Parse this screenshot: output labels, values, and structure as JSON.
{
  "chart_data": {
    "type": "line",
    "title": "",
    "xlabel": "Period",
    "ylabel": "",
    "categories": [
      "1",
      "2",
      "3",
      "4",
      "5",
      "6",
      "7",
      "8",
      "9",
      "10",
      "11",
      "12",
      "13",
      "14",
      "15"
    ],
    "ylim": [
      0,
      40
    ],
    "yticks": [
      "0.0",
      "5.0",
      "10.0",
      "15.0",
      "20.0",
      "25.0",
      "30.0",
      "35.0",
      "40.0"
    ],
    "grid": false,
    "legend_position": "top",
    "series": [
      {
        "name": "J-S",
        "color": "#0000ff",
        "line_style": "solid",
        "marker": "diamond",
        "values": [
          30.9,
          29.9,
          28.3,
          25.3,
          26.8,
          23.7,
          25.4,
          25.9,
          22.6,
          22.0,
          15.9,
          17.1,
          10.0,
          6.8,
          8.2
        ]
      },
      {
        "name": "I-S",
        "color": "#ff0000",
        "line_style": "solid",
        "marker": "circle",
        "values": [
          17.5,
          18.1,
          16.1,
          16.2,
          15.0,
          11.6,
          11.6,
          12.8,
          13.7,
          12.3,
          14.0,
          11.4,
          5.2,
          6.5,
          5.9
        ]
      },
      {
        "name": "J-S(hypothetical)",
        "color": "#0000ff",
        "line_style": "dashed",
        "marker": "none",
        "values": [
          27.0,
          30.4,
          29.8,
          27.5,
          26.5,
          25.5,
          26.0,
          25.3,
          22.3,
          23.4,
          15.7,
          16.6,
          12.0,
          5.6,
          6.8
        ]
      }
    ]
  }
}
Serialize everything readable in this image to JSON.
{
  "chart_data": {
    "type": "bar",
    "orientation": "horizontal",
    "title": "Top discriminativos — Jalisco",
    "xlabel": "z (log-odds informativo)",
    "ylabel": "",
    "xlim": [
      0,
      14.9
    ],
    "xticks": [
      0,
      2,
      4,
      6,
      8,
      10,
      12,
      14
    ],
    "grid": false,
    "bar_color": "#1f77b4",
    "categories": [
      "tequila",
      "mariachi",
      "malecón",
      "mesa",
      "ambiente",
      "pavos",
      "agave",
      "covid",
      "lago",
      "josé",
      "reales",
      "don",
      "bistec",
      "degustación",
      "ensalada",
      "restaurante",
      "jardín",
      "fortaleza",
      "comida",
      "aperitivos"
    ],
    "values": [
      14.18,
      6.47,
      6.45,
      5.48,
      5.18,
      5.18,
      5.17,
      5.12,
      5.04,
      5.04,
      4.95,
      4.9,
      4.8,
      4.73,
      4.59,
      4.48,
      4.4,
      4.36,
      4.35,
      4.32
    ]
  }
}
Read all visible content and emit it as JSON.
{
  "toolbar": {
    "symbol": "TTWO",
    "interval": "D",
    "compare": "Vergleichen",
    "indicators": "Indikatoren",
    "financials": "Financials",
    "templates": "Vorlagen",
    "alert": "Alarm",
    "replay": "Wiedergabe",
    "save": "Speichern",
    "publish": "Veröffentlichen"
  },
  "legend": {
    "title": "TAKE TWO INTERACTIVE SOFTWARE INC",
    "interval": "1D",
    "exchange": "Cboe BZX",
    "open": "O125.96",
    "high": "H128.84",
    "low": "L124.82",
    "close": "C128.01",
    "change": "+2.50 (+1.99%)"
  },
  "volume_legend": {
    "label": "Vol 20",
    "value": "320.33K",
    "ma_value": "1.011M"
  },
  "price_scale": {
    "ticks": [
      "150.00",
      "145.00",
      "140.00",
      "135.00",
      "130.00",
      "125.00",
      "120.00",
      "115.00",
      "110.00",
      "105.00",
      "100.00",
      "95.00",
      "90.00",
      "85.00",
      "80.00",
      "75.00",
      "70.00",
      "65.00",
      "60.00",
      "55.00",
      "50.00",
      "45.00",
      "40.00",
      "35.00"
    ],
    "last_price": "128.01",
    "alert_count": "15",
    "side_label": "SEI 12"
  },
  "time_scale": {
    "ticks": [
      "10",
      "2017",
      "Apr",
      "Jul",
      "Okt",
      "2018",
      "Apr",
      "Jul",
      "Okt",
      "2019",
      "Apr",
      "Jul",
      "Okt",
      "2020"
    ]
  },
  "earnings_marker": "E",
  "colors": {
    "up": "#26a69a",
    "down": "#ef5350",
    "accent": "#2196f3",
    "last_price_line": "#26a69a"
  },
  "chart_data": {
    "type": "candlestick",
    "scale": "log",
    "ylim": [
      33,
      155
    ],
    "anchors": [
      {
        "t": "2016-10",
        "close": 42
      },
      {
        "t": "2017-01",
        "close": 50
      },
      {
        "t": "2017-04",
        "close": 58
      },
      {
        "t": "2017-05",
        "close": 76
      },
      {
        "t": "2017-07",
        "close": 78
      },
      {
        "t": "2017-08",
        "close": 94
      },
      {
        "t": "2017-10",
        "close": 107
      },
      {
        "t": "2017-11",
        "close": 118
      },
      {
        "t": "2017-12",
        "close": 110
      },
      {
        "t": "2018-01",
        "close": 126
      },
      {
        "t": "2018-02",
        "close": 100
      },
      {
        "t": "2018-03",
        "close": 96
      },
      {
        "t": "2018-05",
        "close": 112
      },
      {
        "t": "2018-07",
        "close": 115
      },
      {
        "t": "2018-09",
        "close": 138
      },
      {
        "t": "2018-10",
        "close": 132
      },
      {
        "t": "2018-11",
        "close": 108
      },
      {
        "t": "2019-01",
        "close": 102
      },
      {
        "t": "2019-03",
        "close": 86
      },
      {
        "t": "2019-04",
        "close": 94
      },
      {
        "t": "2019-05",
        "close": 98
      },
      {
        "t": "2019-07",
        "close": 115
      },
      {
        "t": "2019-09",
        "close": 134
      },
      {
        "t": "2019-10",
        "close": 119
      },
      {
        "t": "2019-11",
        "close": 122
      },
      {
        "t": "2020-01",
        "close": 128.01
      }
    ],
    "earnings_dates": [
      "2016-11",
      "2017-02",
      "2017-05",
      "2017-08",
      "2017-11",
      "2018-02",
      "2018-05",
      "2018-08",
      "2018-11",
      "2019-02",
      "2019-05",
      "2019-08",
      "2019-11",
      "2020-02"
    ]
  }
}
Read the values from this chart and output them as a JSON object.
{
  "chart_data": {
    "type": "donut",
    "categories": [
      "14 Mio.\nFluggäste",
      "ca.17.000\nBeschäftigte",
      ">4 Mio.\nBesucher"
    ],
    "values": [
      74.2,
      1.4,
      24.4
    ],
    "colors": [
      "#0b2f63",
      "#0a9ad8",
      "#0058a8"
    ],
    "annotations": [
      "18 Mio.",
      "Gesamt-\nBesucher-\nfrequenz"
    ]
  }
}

○ ○ ○ ○ ○ ○ ○

● TASK INSTRUCTIONS: Copy out each line of the listing that holds "type".

● SOLUTION FOR THIS EXERCISE:
    "type": "line",
    "type": "bar",
    "type": "candlestick",
    "type": "donut",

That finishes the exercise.